▸ WRITTEN EXERCISE
Copy out all lines with the word "stanie" in them.

Extracted data entries
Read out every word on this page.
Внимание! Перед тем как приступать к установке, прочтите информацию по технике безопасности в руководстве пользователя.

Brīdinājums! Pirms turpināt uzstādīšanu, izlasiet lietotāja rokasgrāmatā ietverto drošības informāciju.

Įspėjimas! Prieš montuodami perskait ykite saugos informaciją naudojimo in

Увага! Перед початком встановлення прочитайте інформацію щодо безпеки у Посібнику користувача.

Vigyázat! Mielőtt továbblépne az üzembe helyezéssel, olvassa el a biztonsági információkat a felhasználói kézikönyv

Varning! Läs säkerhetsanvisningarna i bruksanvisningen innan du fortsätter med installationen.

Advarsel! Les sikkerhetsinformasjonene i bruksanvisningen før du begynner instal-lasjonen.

* * *

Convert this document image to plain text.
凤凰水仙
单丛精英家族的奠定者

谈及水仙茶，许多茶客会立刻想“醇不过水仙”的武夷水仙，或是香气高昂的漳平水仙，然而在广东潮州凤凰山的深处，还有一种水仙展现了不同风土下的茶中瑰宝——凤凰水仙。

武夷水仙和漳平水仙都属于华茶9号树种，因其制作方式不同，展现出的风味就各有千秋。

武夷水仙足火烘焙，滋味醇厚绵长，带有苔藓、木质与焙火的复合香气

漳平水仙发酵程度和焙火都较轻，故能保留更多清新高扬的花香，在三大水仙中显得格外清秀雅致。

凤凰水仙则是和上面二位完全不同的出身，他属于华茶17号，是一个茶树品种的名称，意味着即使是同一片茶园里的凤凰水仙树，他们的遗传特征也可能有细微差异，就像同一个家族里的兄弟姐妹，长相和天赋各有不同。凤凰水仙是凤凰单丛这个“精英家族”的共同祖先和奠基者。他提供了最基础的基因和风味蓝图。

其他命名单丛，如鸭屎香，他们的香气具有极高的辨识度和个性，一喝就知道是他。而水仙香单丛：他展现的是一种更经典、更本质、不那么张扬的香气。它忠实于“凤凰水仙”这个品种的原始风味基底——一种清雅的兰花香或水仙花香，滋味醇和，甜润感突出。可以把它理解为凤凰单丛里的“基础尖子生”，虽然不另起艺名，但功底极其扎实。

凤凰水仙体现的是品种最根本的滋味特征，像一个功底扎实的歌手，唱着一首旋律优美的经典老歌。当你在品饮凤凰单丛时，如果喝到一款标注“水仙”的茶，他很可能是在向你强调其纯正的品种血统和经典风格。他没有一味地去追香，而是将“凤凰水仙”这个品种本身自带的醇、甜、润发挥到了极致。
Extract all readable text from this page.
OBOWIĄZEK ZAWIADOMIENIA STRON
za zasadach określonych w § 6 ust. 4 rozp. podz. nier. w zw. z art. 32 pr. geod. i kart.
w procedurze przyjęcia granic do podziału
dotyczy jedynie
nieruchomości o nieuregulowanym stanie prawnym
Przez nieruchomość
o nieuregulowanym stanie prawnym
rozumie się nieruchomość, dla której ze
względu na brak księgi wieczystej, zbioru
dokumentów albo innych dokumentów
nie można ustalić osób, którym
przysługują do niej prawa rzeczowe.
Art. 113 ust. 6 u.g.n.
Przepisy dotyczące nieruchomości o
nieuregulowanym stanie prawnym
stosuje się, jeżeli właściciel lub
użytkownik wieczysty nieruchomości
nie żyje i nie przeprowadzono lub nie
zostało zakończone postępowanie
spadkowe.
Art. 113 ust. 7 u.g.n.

▸ SOLUTION TO THE PROBLEM
nieruchomości o nieuregulowanym stanie prawnym
o nieuregulowanym stanie prawnym
nieuregulowanym stanie prawnym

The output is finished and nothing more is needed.